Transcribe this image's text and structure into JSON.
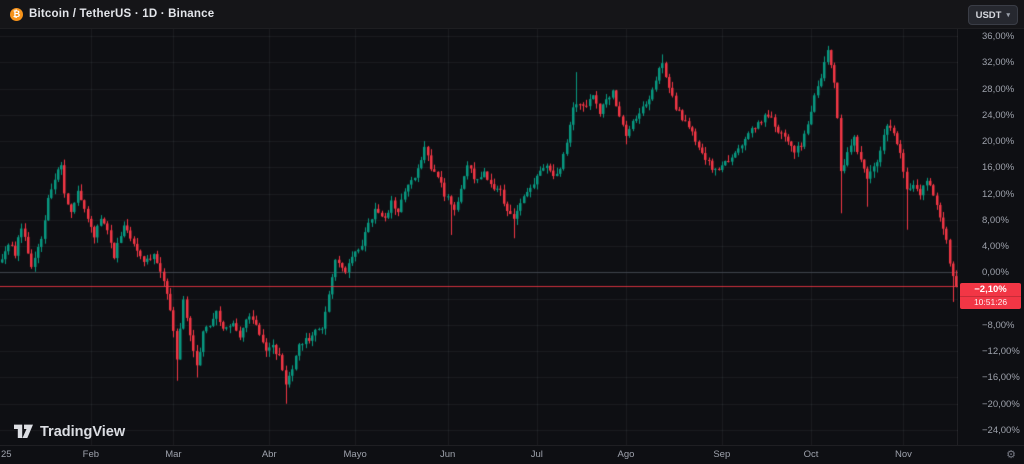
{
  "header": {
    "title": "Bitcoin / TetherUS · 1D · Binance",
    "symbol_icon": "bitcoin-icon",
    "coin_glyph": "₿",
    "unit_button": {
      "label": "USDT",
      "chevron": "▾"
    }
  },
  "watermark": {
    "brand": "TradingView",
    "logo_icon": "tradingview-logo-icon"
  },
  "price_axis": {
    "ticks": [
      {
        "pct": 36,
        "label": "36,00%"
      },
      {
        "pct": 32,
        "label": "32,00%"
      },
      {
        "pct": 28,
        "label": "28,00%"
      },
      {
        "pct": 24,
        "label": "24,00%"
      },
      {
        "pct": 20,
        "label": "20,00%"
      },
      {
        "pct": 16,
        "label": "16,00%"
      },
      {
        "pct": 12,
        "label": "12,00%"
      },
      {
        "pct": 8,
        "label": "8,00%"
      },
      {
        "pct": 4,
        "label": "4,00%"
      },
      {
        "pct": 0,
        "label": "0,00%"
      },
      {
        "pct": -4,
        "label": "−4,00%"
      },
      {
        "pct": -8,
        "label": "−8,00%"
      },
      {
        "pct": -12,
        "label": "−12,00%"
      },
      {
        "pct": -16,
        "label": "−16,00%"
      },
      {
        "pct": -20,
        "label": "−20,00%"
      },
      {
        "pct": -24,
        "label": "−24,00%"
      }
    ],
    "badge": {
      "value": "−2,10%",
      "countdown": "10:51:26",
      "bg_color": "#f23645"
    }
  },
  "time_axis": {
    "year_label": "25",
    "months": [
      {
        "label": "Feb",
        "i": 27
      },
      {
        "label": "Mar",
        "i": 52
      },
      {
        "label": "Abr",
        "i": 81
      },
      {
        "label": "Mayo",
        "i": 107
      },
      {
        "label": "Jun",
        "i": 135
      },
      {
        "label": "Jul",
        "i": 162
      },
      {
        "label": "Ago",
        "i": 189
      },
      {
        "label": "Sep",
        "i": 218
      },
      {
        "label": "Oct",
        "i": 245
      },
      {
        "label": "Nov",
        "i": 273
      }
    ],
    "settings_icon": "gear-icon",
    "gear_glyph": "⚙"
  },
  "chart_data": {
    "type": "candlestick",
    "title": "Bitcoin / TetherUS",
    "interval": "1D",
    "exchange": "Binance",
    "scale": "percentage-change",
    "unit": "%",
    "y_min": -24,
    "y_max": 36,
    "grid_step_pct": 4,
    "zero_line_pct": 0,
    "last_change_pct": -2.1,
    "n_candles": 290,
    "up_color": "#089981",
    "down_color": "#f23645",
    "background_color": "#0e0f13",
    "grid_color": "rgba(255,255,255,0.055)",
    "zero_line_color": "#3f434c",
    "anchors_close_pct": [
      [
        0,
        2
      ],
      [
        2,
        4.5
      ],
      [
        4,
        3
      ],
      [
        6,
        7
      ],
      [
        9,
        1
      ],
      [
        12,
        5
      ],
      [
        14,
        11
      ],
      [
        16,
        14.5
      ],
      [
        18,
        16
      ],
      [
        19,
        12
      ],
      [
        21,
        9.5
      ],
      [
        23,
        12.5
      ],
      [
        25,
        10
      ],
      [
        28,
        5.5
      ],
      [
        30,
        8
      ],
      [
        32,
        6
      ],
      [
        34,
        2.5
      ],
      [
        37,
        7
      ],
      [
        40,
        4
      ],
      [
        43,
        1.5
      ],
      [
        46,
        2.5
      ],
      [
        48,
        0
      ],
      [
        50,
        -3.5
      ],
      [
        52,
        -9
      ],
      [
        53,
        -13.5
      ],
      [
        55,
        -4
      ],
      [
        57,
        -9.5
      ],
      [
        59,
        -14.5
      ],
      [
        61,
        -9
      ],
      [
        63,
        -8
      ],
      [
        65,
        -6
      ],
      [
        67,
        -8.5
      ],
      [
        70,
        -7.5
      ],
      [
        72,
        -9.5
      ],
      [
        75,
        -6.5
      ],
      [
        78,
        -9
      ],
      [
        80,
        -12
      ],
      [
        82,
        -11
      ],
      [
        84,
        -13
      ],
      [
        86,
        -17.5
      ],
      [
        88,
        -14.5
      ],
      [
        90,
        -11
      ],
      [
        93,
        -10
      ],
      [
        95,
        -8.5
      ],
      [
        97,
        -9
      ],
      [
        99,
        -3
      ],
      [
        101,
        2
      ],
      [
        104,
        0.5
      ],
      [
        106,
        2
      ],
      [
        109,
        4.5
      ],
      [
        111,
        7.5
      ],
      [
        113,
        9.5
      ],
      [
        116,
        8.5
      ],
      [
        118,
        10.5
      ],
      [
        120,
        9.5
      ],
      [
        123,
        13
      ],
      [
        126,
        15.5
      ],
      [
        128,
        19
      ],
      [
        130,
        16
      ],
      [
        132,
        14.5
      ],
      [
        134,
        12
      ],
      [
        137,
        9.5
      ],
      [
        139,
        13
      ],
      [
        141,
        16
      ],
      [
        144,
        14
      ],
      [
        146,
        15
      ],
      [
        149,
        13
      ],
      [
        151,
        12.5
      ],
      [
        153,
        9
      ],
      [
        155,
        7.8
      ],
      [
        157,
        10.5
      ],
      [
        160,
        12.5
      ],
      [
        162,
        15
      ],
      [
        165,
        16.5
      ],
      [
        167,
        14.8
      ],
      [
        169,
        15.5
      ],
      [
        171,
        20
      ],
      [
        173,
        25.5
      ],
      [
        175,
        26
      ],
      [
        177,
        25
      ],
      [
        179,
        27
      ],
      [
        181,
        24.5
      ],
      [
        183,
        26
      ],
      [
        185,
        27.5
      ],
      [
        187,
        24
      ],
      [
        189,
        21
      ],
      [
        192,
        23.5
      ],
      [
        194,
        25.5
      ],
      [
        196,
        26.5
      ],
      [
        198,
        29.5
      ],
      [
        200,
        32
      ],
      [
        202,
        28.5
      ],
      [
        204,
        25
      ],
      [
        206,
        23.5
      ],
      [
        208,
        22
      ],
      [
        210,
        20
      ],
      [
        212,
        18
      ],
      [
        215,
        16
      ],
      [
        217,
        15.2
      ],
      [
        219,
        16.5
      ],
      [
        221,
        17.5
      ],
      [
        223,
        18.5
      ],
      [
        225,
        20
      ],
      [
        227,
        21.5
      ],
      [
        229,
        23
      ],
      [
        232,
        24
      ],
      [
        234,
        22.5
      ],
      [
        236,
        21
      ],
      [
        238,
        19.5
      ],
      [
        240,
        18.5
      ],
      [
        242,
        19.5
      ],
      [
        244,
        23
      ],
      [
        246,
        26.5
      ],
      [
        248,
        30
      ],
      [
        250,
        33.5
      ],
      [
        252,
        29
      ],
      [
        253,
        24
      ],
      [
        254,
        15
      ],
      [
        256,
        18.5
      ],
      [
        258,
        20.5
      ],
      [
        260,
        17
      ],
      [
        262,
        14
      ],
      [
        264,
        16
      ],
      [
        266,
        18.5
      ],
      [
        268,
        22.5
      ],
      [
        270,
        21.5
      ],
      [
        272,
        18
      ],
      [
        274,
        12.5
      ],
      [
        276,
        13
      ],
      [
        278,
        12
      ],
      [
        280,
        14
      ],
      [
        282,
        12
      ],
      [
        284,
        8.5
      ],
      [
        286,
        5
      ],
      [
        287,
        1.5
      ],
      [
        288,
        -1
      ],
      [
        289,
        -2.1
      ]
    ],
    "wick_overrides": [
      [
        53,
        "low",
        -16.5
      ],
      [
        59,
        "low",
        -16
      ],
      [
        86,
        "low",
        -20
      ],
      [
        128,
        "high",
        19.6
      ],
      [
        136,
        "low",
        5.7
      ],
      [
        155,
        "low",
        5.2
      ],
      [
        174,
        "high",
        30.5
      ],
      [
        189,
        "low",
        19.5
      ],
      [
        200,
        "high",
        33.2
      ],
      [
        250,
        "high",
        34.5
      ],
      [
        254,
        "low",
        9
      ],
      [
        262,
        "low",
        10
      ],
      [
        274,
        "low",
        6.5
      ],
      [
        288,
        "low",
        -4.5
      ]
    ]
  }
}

==========

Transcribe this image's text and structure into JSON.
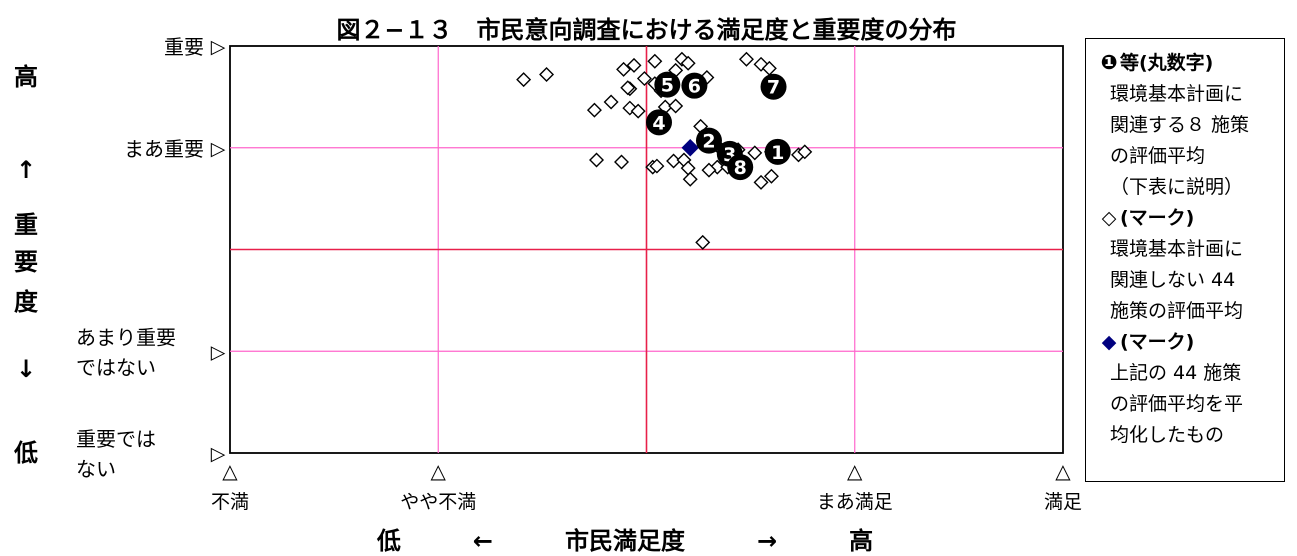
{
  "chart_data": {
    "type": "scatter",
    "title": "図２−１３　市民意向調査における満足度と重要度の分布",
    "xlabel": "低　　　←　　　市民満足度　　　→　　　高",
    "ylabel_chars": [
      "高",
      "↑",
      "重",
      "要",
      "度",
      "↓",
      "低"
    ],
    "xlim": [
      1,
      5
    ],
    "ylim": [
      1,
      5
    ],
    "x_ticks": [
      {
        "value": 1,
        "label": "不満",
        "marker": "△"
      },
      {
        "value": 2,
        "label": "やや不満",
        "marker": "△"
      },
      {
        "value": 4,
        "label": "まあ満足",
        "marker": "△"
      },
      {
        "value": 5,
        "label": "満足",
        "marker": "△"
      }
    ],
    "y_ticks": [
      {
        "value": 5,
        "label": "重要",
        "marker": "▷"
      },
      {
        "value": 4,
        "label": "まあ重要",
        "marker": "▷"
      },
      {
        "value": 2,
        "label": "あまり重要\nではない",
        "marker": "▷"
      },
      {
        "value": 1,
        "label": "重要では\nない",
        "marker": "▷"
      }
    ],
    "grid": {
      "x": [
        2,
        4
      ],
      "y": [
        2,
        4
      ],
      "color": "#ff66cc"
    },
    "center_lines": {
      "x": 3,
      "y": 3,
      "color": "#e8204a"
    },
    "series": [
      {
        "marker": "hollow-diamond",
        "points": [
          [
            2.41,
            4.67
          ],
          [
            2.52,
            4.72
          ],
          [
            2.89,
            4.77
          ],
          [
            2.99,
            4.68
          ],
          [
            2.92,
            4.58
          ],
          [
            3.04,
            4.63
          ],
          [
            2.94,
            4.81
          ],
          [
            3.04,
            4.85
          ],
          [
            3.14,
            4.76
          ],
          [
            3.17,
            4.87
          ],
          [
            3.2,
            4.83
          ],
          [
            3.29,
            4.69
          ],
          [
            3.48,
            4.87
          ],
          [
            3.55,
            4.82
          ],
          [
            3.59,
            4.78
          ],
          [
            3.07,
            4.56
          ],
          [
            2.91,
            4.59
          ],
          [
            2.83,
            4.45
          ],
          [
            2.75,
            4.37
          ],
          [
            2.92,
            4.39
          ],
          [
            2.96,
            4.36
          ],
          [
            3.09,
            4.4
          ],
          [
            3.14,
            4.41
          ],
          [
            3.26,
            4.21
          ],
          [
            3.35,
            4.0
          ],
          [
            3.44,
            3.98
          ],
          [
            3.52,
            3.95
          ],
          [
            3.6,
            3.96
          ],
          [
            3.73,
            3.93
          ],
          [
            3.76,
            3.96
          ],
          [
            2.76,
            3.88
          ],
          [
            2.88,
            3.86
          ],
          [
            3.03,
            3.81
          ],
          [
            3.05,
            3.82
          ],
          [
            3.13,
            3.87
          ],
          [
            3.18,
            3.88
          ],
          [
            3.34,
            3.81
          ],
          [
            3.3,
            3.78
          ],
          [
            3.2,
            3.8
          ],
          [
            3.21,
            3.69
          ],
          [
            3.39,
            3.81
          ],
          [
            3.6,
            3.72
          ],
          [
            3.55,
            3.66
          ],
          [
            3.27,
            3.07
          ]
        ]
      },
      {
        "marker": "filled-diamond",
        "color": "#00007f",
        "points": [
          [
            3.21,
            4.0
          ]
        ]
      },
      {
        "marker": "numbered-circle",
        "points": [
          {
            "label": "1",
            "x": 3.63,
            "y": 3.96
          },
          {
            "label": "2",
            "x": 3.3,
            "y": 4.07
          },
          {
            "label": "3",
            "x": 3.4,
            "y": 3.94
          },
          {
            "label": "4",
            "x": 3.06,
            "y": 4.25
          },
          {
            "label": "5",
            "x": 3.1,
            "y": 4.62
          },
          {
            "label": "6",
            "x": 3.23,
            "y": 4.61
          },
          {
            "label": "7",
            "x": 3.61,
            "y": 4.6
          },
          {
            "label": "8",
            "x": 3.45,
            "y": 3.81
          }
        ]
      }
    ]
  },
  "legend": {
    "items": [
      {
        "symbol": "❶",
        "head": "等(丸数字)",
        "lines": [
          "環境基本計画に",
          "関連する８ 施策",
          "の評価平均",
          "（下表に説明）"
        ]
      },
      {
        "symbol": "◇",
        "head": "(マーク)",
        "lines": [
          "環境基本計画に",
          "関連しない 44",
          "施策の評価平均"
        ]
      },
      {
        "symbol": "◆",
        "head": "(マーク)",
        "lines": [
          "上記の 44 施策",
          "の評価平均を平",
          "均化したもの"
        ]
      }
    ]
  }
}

==========

■ What the exercise asks ■
The string "icon" may appear in lines of the listing above; tally those lines and give the number only.

■ Result ■
3